# [TASK OBJECTIVE]
Reproduce the listing below in its entirety. Change nothing.
____
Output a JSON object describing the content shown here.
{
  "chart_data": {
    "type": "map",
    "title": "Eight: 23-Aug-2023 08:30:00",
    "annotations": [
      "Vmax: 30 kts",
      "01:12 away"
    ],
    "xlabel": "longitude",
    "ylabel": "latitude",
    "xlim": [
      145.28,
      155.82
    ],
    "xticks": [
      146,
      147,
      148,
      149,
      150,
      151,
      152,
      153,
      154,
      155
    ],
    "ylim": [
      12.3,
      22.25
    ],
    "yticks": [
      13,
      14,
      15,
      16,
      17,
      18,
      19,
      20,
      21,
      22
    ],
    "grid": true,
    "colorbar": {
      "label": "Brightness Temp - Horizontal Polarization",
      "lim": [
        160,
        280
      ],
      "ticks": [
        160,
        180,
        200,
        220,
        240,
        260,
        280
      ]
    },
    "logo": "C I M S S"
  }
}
____
# [TASK SOLUTION]
Output a JSON object describing the content shown here.
{
  "chart_data": {
    "type": "map",
    "title": "Eight: 23-Aug-2023 08:30:00",
    "annotations": [
      "Vmax: 30 kts",
      "01:12 away"
    ],
    "xlabel": "longitude",
    "ylabel": "latitude",
    "xlim": [
      145.28,
      155.82
    ],
    "xticks": [
      146,
      147,
      148,
      149,
      150,
      151,
      152,
      153,
      154,
      155
    ],
    "ylim": [
      12.3,
      22.25
    ],
    "yticks": [
      13,
      14,
      15,
      16,
      17,
      18,
      19,
      20,
      21,
      22
    ],
    "grid": true,
    "colorbar": {
      "label": "Brightness Temp - Horizontal Polarization",
      "lim": [
        160,
        280
      ],
      "ticks": [
        160,
        180,
        200,
        220,
        240,
        260,
        280
      ]
    },
    "logo": "C I M S S"
  }
}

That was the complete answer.